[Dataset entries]
......
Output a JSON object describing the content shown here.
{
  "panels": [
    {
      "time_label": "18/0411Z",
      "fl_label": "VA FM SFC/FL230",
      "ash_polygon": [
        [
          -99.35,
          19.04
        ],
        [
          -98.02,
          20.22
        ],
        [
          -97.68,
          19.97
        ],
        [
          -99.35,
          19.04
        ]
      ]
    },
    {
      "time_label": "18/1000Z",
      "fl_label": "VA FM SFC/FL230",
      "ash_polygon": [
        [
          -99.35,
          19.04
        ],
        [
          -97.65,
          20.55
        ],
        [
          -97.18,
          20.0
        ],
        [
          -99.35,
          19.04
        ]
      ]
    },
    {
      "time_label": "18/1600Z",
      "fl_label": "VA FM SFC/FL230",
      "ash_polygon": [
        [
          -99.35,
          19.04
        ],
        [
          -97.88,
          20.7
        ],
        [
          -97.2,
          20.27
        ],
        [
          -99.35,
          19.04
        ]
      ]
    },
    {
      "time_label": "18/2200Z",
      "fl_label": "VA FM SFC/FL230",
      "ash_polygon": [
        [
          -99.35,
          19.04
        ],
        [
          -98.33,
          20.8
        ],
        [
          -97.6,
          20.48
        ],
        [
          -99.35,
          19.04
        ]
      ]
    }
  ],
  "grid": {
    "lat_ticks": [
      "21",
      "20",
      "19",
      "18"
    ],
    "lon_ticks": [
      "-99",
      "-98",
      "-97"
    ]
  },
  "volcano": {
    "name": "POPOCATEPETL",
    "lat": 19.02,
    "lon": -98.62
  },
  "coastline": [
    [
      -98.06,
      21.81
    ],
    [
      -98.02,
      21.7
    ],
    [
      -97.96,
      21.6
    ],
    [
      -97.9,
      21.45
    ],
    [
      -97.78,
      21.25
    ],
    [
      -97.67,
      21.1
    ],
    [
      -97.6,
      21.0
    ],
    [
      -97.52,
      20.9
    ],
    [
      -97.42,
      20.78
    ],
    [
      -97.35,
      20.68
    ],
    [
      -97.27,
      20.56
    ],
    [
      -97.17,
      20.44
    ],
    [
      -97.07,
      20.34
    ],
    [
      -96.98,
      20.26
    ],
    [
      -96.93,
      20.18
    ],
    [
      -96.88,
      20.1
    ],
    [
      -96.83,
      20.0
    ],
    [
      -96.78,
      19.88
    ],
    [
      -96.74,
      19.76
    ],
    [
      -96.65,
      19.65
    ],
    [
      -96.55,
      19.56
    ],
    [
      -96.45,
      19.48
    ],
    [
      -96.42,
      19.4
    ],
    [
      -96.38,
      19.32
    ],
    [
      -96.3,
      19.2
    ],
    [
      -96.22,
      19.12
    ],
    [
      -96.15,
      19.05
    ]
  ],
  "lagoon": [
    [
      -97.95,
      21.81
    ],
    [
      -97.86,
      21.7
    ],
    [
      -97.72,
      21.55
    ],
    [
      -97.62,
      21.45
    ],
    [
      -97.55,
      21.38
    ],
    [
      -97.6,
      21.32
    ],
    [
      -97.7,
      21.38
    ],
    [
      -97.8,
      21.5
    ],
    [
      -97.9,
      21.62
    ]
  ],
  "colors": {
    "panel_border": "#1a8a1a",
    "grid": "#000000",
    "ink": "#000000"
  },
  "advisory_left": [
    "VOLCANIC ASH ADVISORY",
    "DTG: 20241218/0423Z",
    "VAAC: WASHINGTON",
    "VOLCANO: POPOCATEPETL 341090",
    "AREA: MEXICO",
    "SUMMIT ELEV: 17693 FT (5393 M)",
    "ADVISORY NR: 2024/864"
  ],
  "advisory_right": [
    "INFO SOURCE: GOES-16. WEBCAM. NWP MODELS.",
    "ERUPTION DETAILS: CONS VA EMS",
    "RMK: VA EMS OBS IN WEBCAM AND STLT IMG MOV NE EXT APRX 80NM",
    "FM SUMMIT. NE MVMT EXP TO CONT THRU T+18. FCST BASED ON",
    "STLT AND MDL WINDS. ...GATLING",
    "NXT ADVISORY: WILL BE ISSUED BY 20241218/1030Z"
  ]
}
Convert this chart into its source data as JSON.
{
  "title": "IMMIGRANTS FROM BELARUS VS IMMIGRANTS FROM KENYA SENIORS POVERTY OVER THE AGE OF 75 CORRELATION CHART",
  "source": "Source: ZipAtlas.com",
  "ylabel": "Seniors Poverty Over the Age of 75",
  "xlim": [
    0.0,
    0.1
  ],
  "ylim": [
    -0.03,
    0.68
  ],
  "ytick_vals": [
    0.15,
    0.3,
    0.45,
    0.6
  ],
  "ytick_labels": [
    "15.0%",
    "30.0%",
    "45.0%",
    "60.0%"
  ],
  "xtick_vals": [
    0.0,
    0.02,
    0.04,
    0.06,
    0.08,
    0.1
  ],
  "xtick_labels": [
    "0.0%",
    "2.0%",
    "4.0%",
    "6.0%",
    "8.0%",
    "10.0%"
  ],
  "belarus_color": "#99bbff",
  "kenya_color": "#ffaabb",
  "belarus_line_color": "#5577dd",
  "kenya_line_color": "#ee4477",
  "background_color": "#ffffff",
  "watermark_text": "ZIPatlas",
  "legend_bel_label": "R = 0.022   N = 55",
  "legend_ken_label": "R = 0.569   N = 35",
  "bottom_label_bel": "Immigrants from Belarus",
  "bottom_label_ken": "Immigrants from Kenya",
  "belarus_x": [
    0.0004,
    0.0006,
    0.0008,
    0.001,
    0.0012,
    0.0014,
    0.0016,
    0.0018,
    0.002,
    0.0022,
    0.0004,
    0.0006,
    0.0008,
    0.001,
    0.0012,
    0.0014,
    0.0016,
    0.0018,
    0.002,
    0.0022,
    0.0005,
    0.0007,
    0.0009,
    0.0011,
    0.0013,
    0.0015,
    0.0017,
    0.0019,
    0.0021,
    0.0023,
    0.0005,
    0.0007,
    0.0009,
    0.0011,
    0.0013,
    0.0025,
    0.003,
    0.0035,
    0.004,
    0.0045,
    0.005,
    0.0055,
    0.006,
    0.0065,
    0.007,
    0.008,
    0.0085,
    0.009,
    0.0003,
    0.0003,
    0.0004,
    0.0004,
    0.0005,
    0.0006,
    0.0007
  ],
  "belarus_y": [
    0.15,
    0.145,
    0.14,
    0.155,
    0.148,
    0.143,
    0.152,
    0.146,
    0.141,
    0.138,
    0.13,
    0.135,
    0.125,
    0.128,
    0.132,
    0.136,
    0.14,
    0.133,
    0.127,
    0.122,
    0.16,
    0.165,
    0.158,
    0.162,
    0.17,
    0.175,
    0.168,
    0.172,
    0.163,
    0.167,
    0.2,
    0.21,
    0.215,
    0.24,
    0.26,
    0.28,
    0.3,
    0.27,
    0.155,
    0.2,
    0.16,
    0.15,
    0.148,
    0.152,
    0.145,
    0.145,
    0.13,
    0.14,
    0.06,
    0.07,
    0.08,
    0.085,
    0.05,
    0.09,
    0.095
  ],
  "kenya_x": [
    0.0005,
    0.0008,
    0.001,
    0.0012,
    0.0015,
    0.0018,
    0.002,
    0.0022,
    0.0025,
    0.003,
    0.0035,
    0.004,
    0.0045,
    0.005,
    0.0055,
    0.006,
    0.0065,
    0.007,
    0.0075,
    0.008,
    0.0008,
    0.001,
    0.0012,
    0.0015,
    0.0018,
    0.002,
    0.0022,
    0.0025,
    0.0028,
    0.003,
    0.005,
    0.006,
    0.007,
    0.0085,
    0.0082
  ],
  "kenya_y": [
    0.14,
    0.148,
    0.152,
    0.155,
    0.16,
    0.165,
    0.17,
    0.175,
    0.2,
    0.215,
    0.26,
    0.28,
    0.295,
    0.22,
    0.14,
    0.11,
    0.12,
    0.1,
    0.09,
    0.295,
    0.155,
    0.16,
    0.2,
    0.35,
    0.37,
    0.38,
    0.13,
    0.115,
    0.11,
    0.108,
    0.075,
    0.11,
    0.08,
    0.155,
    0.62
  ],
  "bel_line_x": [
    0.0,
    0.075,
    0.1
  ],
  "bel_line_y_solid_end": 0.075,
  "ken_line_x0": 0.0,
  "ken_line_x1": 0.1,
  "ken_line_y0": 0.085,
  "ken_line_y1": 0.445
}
......
SHORT TASK
Search the data for "WEBCAM". Copy every line that has it.

ANSWER FOR THIS EXERCISE
    "INFO SOURCE: GOES-16. WEBCAM. NWP MODELS.",
    "RMK: VA EMS OBS IN WEBCAM AND STLT IMG MOV NE EXT APRX 80NM",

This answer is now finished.